Stored records:
══════════════════════════════

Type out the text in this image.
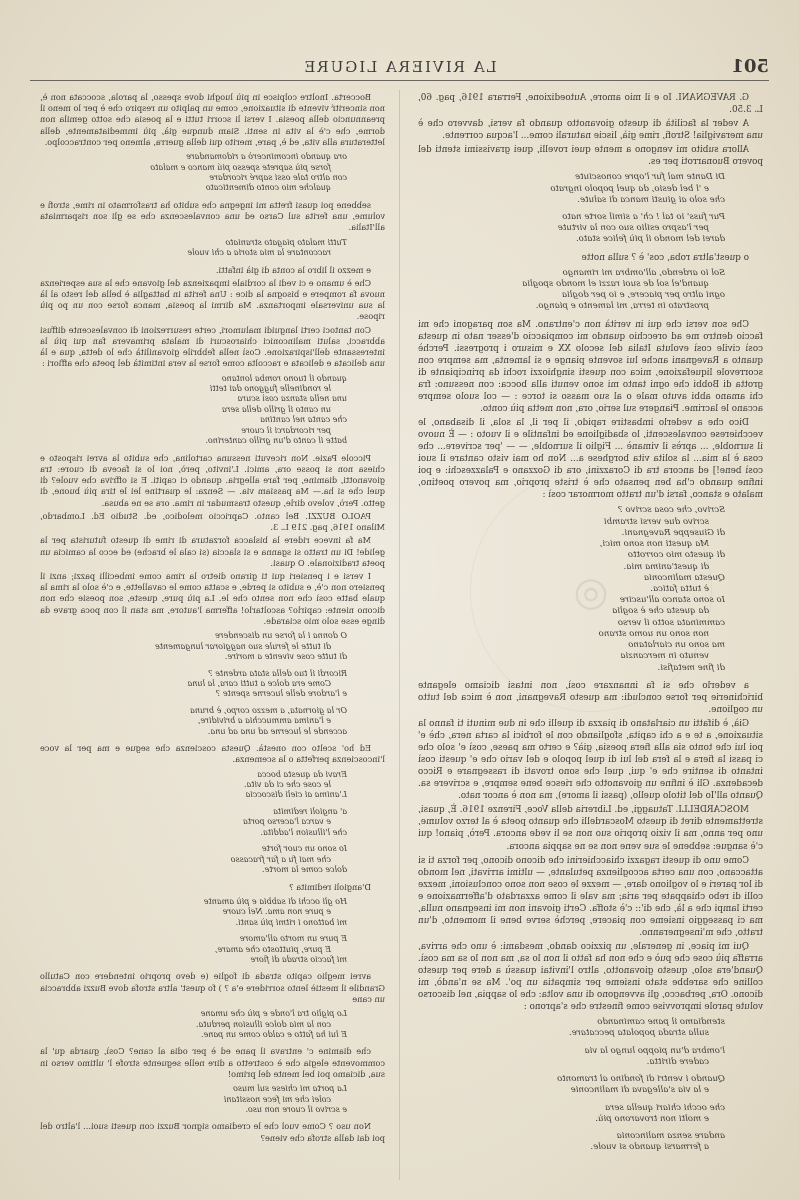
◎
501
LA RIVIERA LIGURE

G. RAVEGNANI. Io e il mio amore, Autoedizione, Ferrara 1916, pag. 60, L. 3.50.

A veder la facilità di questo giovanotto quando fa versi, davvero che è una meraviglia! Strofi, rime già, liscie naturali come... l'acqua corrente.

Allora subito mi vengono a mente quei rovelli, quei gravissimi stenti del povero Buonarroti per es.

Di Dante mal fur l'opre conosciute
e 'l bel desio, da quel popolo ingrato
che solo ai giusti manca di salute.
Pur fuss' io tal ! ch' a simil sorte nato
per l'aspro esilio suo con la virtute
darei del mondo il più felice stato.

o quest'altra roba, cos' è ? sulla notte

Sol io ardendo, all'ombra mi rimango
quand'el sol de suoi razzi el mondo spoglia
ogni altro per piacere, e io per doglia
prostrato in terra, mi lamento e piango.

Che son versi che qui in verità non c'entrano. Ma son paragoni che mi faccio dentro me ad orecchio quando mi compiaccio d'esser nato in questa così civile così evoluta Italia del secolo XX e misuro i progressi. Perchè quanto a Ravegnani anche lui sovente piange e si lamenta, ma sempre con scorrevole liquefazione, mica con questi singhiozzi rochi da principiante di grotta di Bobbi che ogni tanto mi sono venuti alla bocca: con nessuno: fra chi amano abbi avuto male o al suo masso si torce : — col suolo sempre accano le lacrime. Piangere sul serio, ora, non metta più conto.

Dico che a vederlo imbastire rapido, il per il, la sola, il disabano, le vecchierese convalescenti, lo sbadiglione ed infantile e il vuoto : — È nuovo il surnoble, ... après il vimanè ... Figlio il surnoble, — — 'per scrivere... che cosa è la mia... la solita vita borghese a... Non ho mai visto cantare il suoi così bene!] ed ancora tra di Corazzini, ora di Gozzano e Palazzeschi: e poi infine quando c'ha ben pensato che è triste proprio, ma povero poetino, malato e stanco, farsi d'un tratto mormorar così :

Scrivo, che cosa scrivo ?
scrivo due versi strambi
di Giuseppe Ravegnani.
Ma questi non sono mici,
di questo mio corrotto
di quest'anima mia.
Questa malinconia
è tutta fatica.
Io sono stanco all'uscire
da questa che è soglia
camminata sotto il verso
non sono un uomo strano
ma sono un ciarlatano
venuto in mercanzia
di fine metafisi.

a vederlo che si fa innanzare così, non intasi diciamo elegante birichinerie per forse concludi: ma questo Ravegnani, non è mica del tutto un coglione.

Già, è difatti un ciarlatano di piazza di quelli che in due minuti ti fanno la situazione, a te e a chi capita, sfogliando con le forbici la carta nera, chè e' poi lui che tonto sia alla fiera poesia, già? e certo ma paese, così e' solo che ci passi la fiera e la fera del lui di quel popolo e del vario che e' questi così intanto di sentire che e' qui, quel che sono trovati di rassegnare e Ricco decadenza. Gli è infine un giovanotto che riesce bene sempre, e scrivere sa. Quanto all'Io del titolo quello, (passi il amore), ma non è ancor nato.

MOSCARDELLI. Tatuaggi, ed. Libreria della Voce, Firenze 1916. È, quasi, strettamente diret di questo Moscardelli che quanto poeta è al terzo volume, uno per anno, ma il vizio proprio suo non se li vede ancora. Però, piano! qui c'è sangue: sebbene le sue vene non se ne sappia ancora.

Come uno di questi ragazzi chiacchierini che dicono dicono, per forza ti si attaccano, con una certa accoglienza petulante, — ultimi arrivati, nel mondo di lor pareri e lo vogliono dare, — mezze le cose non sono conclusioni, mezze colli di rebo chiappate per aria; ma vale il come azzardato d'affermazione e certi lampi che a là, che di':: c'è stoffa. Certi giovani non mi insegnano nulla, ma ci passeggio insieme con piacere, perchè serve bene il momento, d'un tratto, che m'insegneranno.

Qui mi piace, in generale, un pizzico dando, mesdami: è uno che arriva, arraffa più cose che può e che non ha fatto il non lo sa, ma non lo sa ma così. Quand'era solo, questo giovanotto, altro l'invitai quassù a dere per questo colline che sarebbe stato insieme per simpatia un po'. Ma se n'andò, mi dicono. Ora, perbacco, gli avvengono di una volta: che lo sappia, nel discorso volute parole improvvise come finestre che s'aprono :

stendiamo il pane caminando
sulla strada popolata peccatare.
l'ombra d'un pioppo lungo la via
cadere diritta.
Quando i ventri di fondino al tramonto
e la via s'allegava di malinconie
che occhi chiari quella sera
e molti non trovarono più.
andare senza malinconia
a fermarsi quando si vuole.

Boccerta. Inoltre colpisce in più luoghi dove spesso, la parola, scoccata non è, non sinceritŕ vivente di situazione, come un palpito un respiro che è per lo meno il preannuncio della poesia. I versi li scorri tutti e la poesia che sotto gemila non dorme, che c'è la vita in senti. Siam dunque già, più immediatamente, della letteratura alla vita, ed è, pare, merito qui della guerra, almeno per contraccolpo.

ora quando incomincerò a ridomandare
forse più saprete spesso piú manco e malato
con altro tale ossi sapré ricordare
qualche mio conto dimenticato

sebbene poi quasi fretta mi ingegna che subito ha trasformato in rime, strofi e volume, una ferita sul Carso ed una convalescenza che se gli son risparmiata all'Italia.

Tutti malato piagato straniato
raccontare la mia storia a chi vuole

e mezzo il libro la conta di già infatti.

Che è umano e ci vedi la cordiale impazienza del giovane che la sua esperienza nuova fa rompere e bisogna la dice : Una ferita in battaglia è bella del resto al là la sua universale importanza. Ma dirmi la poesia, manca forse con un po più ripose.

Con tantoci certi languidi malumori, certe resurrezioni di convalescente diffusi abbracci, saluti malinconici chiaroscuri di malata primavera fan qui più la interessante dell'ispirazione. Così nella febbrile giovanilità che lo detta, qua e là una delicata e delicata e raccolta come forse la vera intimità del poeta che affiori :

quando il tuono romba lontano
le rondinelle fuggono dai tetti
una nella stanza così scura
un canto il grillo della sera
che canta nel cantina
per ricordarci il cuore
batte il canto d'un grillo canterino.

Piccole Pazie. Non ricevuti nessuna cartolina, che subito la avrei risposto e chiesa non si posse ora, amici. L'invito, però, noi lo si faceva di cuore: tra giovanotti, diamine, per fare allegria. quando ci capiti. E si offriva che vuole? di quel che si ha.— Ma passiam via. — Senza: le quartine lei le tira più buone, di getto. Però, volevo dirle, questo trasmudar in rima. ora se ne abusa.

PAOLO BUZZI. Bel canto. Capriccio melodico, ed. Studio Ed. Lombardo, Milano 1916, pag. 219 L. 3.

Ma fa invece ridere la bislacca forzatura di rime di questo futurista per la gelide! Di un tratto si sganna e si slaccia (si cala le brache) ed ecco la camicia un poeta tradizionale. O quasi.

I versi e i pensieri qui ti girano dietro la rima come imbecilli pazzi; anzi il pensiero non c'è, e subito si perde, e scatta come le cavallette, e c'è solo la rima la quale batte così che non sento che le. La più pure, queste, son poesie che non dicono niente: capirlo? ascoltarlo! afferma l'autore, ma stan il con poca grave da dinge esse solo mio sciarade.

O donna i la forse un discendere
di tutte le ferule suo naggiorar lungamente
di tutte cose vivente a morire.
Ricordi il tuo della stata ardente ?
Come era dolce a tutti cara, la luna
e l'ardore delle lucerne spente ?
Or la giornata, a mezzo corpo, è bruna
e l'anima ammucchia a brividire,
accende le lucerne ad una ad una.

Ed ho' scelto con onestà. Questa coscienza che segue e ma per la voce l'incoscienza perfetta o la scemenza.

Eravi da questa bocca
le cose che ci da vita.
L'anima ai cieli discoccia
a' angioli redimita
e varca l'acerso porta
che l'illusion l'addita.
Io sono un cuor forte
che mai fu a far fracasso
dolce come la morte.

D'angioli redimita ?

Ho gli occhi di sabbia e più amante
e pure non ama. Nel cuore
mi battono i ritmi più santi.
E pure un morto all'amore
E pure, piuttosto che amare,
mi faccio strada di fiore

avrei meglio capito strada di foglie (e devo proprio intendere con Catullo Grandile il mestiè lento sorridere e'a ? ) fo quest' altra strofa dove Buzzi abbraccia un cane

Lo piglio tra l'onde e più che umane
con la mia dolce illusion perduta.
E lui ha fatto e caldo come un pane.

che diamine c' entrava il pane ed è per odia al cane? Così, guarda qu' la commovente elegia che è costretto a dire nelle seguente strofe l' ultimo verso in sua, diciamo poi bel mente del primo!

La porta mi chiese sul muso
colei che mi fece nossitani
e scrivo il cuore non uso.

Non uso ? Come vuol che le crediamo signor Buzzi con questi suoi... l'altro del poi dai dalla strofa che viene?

══════════════════════════════

*WHAT TO DO:* Which lines contain the word "lucerne"? Copy each one.

*WRITTEN ANSWER:*
e l'ardore delle lucerne spente ?
accende le lucerne ad una ad una.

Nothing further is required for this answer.